| GIVEN REQUEST |
Every line with the string "Xerox" should be gathered.

___ ENTRIES ___

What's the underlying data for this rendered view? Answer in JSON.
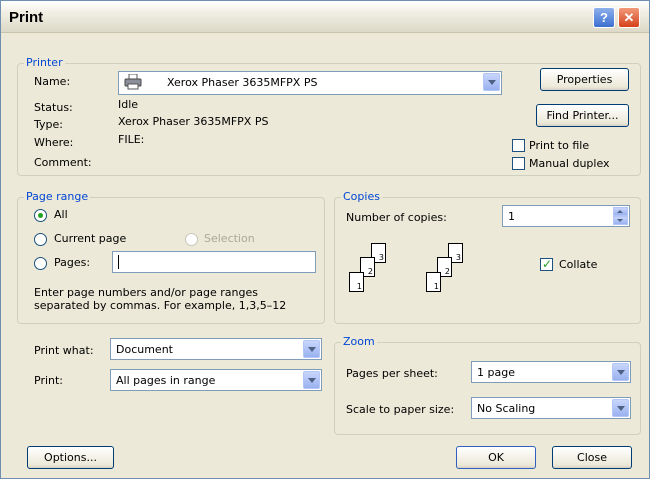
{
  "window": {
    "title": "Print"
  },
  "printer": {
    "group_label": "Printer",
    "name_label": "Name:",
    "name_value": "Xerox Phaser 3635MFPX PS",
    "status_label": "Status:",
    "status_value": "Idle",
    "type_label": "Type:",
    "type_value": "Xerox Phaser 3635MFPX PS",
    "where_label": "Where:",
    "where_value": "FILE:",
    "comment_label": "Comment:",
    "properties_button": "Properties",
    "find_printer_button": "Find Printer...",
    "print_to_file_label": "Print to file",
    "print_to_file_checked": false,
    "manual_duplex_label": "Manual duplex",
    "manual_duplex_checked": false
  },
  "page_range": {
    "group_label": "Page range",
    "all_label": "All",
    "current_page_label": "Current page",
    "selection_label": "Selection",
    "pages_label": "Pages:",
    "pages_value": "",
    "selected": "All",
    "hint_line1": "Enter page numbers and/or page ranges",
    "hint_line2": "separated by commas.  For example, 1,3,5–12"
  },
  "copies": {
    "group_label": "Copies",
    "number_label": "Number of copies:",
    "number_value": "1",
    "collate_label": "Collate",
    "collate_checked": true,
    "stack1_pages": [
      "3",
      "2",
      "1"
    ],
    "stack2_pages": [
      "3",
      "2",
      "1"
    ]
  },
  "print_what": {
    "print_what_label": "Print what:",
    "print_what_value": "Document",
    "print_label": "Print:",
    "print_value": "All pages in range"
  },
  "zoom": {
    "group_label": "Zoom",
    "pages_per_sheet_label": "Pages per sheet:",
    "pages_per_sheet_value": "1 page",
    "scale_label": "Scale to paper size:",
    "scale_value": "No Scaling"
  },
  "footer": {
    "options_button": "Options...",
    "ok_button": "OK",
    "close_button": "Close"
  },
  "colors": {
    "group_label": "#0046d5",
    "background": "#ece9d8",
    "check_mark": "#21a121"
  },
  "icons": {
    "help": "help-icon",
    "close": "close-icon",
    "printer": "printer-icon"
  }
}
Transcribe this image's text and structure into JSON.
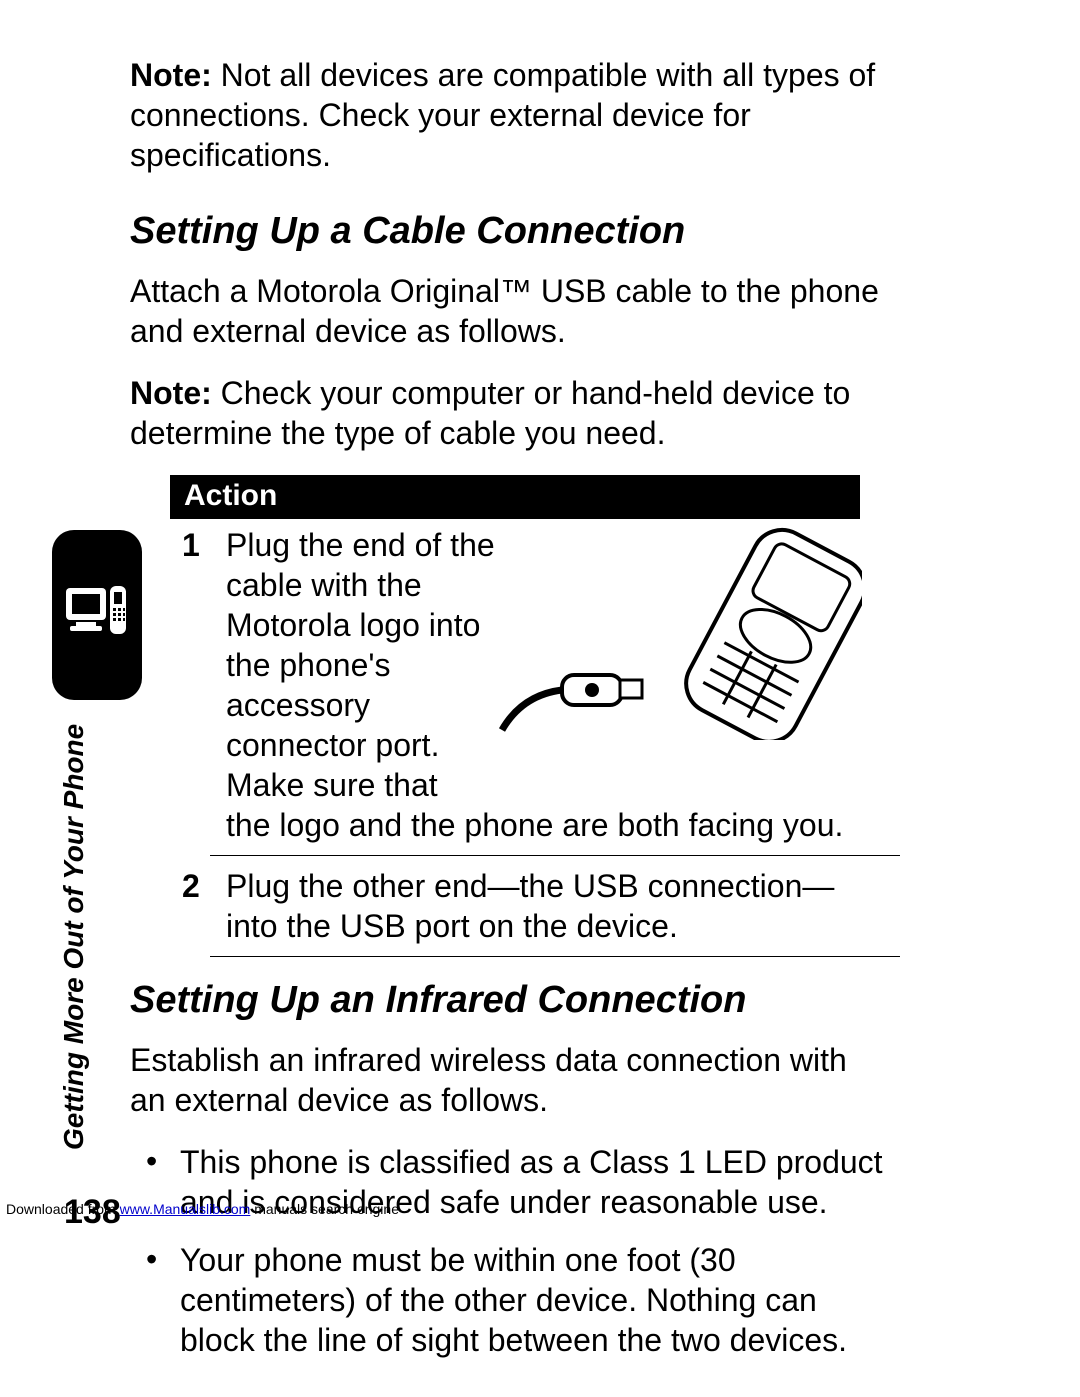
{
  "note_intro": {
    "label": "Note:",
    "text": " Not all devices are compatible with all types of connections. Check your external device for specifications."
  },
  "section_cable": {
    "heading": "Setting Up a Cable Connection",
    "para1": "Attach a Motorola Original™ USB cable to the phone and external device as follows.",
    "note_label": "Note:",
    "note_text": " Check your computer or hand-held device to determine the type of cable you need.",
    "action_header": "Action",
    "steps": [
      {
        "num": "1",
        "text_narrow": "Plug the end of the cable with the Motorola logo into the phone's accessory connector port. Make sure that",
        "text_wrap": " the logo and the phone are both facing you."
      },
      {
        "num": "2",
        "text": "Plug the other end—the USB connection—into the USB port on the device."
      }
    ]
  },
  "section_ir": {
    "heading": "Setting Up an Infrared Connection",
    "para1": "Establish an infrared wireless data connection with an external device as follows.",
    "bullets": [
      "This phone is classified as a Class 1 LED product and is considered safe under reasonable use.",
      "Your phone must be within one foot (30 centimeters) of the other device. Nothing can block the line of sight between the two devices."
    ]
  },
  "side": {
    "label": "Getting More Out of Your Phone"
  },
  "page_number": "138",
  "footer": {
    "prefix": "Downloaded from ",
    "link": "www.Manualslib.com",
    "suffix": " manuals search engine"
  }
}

___
___ ENTRIES ___

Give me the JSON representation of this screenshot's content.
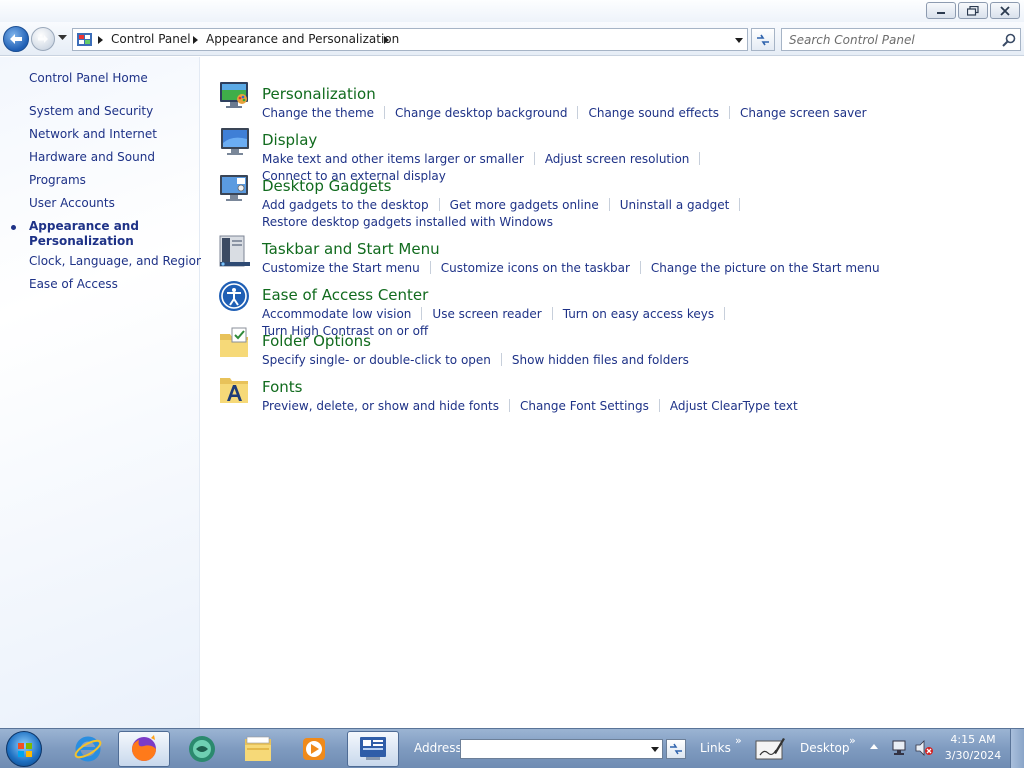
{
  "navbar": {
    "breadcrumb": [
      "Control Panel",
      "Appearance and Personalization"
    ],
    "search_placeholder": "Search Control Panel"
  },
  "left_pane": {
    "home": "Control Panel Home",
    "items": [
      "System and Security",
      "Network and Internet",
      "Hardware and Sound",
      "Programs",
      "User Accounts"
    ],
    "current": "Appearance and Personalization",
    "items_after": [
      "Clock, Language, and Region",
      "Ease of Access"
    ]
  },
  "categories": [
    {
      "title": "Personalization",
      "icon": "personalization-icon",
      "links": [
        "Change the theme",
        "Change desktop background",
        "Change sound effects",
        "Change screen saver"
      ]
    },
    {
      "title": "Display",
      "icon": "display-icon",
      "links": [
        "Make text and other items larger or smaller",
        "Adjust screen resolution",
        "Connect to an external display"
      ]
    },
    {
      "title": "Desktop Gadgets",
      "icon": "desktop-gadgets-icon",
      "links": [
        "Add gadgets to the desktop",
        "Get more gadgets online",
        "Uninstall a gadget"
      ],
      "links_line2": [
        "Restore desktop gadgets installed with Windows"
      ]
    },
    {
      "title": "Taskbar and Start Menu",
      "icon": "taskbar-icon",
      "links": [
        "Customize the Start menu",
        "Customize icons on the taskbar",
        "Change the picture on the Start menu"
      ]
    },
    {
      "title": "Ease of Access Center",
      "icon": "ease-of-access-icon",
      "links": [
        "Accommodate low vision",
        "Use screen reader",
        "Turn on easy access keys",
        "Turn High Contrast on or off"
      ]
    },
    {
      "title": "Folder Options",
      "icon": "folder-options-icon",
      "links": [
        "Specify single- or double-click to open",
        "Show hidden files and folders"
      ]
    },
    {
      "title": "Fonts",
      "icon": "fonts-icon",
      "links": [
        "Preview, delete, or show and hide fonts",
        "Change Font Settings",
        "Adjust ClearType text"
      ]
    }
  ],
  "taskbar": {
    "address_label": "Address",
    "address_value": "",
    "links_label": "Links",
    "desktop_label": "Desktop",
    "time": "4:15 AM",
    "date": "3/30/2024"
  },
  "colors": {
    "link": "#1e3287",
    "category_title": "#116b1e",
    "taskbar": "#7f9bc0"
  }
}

___
___ ENTRIES ___

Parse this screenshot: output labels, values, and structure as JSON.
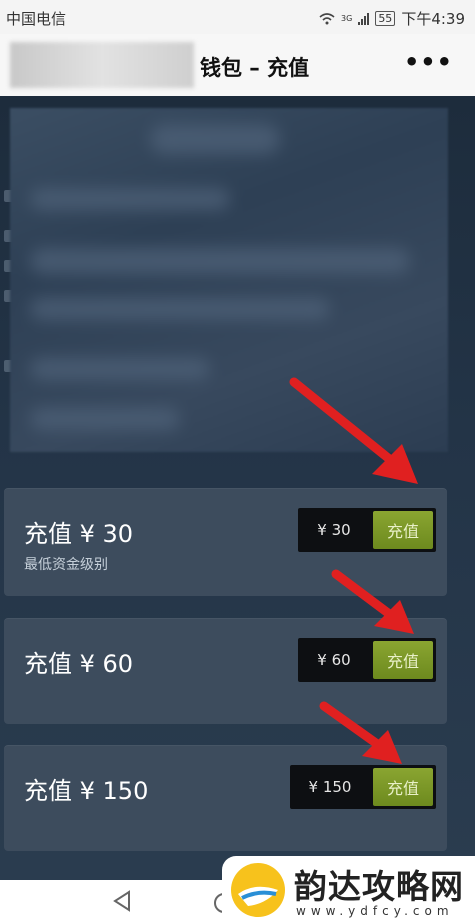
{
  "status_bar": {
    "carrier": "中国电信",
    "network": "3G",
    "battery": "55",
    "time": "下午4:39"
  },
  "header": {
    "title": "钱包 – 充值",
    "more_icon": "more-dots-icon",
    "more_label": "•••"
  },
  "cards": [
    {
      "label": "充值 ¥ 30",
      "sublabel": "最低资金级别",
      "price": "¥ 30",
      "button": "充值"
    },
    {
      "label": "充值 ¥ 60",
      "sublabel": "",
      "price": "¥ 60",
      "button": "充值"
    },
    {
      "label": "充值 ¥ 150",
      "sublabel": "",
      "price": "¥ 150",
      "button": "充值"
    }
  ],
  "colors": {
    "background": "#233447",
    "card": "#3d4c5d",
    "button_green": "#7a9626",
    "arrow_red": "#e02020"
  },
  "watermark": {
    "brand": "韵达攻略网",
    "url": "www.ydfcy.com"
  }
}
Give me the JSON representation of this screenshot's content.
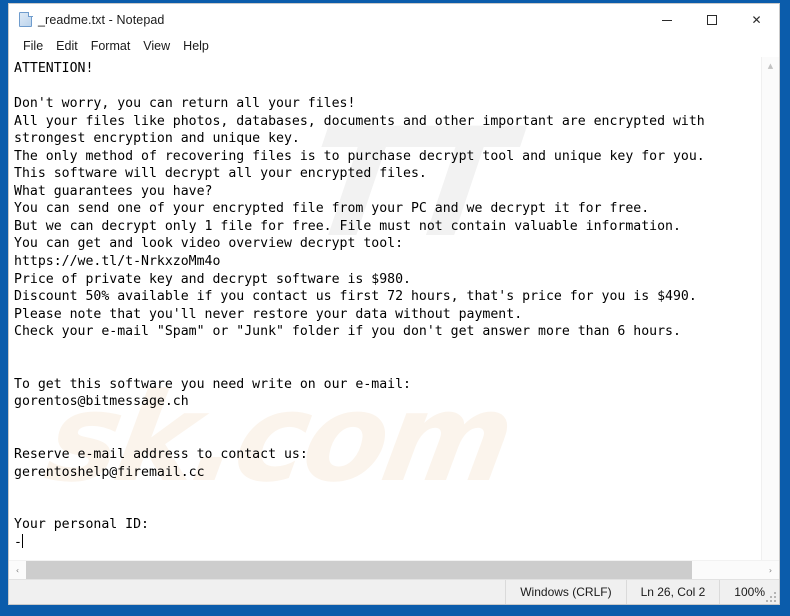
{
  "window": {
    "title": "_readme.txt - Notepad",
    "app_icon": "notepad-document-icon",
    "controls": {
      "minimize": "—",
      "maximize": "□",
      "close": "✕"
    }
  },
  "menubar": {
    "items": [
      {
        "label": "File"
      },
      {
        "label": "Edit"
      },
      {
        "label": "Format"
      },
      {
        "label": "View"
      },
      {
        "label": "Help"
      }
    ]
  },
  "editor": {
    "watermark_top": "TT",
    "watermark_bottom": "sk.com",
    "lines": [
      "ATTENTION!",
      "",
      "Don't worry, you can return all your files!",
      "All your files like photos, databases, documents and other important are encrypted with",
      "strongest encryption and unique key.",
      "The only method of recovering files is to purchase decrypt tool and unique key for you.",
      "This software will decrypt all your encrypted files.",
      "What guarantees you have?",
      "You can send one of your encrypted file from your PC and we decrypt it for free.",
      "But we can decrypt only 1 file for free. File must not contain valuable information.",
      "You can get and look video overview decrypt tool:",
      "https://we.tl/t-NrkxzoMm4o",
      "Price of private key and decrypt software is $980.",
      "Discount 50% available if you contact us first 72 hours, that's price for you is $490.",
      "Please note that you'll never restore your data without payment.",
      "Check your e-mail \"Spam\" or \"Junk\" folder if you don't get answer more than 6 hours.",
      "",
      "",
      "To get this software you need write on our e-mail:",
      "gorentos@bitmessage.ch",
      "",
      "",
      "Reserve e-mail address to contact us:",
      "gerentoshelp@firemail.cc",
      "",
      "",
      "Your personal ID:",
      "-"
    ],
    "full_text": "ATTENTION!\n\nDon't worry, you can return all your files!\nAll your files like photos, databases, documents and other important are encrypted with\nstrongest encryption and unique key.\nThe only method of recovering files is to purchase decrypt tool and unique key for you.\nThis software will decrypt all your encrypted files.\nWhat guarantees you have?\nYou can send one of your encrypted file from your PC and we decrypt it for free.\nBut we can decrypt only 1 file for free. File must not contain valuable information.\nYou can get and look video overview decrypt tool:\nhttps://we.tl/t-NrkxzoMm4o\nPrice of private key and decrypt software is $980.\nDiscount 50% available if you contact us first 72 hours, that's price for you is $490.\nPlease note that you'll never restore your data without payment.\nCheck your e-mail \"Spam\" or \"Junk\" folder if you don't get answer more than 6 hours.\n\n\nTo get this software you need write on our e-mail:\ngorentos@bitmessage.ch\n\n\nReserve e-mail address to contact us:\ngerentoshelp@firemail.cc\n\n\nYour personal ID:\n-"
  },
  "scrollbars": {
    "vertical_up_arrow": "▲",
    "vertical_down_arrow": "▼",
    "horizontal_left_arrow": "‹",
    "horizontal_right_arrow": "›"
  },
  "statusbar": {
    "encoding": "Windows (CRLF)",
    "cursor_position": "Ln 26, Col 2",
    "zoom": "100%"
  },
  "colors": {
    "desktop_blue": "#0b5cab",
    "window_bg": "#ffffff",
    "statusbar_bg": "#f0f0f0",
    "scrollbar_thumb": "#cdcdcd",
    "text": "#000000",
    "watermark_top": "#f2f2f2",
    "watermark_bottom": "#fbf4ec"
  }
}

___

| SOLUTION TO THE EXERCISE |
    "name_value": "Xerox Phaser 3635MFPX PS",
    "type_value": "Xerox Phaser 3635MFPX PS",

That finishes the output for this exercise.